The entire listing is to be repeated verbatim.

==== Data shown ====

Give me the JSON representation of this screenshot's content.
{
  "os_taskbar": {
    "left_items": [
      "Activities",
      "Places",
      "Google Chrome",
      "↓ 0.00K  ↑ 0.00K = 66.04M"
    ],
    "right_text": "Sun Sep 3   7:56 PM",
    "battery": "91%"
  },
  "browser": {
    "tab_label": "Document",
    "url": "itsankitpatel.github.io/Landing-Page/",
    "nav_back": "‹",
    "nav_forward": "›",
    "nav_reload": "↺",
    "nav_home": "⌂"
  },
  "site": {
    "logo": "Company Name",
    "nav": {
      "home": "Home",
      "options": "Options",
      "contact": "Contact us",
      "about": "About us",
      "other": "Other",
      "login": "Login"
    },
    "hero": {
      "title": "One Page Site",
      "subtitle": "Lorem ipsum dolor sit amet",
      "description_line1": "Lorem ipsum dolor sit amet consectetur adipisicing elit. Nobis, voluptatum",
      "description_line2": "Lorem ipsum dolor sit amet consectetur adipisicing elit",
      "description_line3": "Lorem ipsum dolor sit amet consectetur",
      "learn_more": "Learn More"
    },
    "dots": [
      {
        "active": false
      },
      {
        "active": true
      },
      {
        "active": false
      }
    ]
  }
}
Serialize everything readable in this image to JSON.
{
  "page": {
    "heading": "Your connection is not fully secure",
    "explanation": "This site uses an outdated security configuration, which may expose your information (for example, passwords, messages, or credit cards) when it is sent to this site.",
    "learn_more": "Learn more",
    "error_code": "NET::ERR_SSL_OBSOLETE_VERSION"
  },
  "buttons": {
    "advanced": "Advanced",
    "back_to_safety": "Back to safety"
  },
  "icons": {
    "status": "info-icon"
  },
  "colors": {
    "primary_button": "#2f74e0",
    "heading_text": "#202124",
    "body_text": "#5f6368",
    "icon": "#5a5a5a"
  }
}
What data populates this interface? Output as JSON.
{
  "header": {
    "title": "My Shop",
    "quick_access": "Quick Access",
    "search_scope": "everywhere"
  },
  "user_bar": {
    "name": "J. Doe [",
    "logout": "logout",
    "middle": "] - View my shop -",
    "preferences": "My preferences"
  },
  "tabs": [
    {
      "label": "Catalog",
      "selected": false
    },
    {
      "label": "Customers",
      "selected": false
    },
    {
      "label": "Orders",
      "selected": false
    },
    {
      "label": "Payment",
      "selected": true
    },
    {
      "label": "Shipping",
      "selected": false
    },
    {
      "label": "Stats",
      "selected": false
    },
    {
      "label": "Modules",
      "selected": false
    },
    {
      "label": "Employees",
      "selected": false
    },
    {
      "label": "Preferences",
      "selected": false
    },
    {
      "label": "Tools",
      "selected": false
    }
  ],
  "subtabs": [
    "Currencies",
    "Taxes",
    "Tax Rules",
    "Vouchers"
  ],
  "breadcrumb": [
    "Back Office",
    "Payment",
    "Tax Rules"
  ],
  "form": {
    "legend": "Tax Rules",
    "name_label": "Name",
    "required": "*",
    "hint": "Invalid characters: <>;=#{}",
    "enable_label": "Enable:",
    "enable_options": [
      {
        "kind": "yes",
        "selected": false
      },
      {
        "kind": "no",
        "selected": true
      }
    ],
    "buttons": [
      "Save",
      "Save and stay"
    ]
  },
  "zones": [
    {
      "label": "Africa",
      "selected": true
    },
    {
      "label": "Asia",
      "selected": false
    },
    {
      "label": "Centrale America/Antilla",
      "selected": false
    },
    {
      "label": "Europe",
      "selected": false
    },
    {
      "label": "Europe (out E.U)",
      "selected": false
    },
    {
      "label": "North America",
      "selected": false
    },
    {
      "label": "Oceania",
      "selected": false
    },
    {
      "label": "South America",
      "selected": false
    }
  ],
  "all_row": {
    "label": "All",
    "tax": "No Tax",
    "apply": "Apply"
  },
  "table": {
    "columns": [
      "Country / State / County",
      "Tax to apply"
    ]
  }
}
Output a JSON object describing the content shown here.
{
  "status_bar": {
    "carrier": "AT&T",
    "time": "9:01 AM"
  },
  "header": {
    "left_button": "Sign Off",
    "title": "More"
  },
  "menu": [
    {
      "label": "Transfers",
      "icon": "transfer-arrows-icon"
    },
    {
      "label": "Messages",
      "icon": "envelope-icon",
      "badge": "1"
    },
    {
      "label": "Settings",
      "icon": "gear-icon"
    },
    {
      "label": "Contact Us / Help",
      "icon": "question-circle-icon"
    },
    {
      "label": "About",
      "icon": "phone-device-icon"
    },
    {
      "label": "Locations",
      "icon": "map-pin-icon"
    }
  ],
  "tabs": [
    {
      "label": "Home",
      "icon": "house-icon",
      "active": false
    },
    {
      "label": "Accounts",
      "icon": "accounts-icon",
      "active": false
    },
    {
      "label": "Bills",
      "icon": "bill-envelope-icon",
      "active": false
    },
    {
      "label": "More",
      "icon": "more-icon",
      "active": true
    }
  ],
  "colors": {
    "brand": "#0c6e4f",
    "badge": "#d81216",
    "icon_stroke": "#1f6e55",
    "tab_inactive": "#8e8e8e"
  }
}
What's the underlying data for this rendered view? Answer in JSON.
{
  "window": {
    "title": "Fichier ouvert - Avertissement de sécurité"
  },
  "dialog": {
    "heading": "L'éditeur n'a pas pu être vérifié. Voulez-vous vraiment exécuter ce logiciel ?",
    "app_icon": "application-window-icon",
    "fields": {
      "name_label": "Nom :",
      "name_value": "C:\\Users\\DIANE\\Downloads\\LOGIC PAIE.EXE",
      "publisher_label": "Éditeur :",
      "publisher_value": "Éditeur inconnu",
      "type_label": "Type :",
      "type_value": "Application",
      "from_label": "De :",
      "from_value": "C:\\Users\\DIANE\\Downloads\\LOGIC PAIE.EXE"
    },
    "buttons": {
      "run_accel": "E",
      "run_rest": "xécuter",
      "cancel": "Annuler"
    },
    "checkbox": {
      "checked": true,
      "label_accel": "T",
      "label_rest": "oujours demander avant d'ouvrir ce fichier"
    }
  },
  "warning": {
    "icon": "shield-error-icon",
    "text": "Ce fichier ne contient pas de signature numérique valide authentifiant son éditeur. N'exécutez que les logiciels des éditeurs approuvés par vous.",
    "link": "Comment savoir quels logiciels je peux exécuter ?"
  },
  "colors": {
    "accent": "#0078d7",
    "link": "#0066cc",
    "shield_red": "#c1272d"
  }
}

====

▸ Expected answer
Give me the JSON representation of this screenshot's content.
{
  "os_taskbar": {
    "left_items": [
      "Activities",
      "Places",
      "Google Chrome",
      "↓ 0.00K  ↑ 0.00K = 66.04M"
    ],
    "right_text": "Sun Sep 3   7:56 PM",
    "battery": "91%"
  },
  "browser": {
    "tab_label": "Document",
    "url": "itsankitpatel.github.io/Landing-Page/",
    "nav_back": "‹",
    "nav_forward": "›",
    "nav_reload": "↺",
    "nav_home": "⌂"
  },
  "site": {
    "logo": "Company Name",
    "nav": {
      "home": "Home",
      "options": "Options",
      "contact": "Contact us",
      "about": "About us",
      "other": "Other",
      "login": "Login"
    },
    "hero": {
      "title": "One Page Site",
      "subtitle": "Lorem ipsum dolor sit amet",
      "description_line1": "Lorem ipsum dolor sit amet consectetur adipisicing elit. Nobis, voluptatum",
      "description_line2": "Lorem ipsum dolor sit amet consectetur adipisicing elit",
      "description_line3": "Lorem ipsum dolor sit amet consectetur",
      "learn_more": "Learn More"
    },
    "dots": [
      {
        "active": false
      },
      {
        "active": true
      },
      {
        "active": false
      }
    ]
  }
}
Serialize everything readable in this image to JSON.
{
  "page": {
    "heading": "Your connection is not fully secure",
    "explanation": "This site uses an outdated security configuration, which may expose your information (for example, passwords, messages, or credit cards) when it is sent to this site.",
    "learn_more": "Learn more",
    "error_code": "NET::ERR_SSL_OBSOLETE_VERSION"
  },
  "buttons": {
    "advanced": "Advanced",
    "back_to_safety": "Back to safety"
  },
  "icons": {
    "status": "info-icon"
  },
  "colors": {
    "primary_button": "#2f74e0",
    "heading_text": "#202124",
    "body_text": "#5f6368",
    "icon": "#5a5a5a"
  }
}
What data populates this interface? Output as JSON.
{
  "header": {
    "title": "My Shop",
    "quick_access": "Quick Access",
    "search_scope": "everywhere"
  },
  "user_bar": {
    "name": "J. Doe [",
    "logout": "logout",
    "middle": "] - View my shop -",
    "preferences": "My preferences"
  },
  "tabs": [
    {
      "label": "Catalog",
      "selected": false
    },
    {
      "label": "Customers",
      "selected": false
    },
    {
      "label": "Orders",
      "selected": false
    },
    {
      "label": "Payment",
      "selected": true
    },
    {
      "label": "Shipping",
      "selected": false
    },
    {
      "label": "Stats",
      "selected": false
    },
    {
      "label": "Modules",
      "selected": false
    },
    {
      "label": "Employees",
      "selected": false
    },
    {
      "label": "Preferences",
      "selected": false
    },
    {
      "label": "Tools",
      "selected": false
    }
  ],
  "subtabs": [
    "Currencies",
    "Taxes",
    "Tax Rules",
    "Vouchers"
  ],
  "breadcrumb": [
    "Back Office",
    "Payment",
    "Tax Rules"
  ],
  "form": {
    "legend": "Tax Rules",
    "name_label": "Name",
    "required": "*",
    "hint": "Invalid characters: <>;=#{}",
    "enable_label": "Enable:",
    "enable_options": [
      {
        "kind": "yes",
        "selected": false
      },
      {
        "kind": "no",
        "selected": true
      }
    ],
    "buttons": [
      "Save",
      "Save and stay"
    ]
  },
  "zones": [
    {
      "label": "Africa",
      "selected": true
    },
    {
      "label": "Asia",
      "selected": false
    },
    {
      "label": "Centrale America/Antilla",
      "selected": false
    },
    {
      "label": "Europe",
      "selected": false
    },
    {
      "label": "Europe (out E.U)",
      "selected": false
    },
    {
      "label": "North America",
      "selected": false
    },
    {
      "label": "Oceania",
      "selected": false
    },
    {
      "label": "South America",
      "selected": false
    }
  ],
  "all_row": {
    "label": "All",
    "tax": "No Tax",
    "apply": "Apply"
  },
  "table": {
    "columns": [
      "Country / State / County",
      "Tax to apply"
    ]
  }
}
Output a JSON object describing the content shown here.
{
  "status_bar": {
    "carrier": "AT&T",
    "time": "9:01 AM"
  },
  "header": {
    "left_button": "Sign Off",
    "title": "More"
  },
  "menu": [
    {
      "label": "Transfers",
      "icon": "transfer-arrows-icon"
    },
    {
      "label": "Messages",
      "icon": "envelope-icon",
      "badge": "1"
    },
    {
      "label": "Settings",
      "icon": "gear-icon"
    },
    {
      "label": "Contact Us / Help",
      "icon": "question-circle-icon"
    },
    {
      "label": "About",
      "icon": "phone-device-icon"
    },
    {
      "label": "Locations",
      "icon": "map-pin-icon"
    }
  ],
  "tabs": [
    {
      "label": "Home",
      "icon": "house-icon",
      "active": false
    },
    {
      "label": "Accounts",
      "icon": "accounts-icon",
      "active": false
    },
    {
      "label": "Bills",
      "icon": "bill-envelope-icon",
      "active": false
    },
    {
      "label": "More",
      "icon": "more-icon",
      "active": true
    }
  ],
  "colors": {
    "brand": "#0c6e4f",
    "badge": "#d81216",
    "icon_stroke": "#1f6e55",
    "tab_inactive": "#8e8e8e"
  }
}
What's the underlying data for this rendered view? Answer in JSON.
{
  "window": {
    "title": "Fichier ouvert - Avertissement de sécurité"
  },
  "dialog": {
    "heading": "L'éditeur n'a pas pu être vérifié. Voulez-vous vraiment exécuter ce logiciel ?",
    "app_icon": "application-window-icon",
    "fields": {
      "name_label": "Nom :",
      "name_value": "C:\\Users\\DIANE\\Downloads\\LOGIC PAIE.EXE",
      "publisher_label": "Éditeur :",
      "publisher_value": "Éditeur inconnu",
      "type_label": "Type :",
      "type_value": "Application",
      "from_label": "De :",
      "from_value": "C:\\Users\\DIANE\\Downloads\\LOGIC PAIE.EXE"
    },
    "buttons": {
      "run_accel": "E",
      "run_rest": "xécuter",
      "cancel": "Annuler"
    },
    "checkbox": {
      "checked": true,
      "label_accel": "T",
      "label_rest": "oujours demander avant d'ouvrir ce fichier"
    }
  },
  "warning": {
    "icon": "shield-error-icon",
    "text": "Ce fichier ne contient pas de signature numérique valide authentifiant son éditeur. N'exécutez que les logiciels des éditeurs approuvés par vous.",
    "link": "Comment savoir quels logiciels je peux exécuter ?"
  },
  "colors": {
    "accent": "#0078d7",
    "link": "#0066cc",
    "shield_red": "#c1272d"
  }
}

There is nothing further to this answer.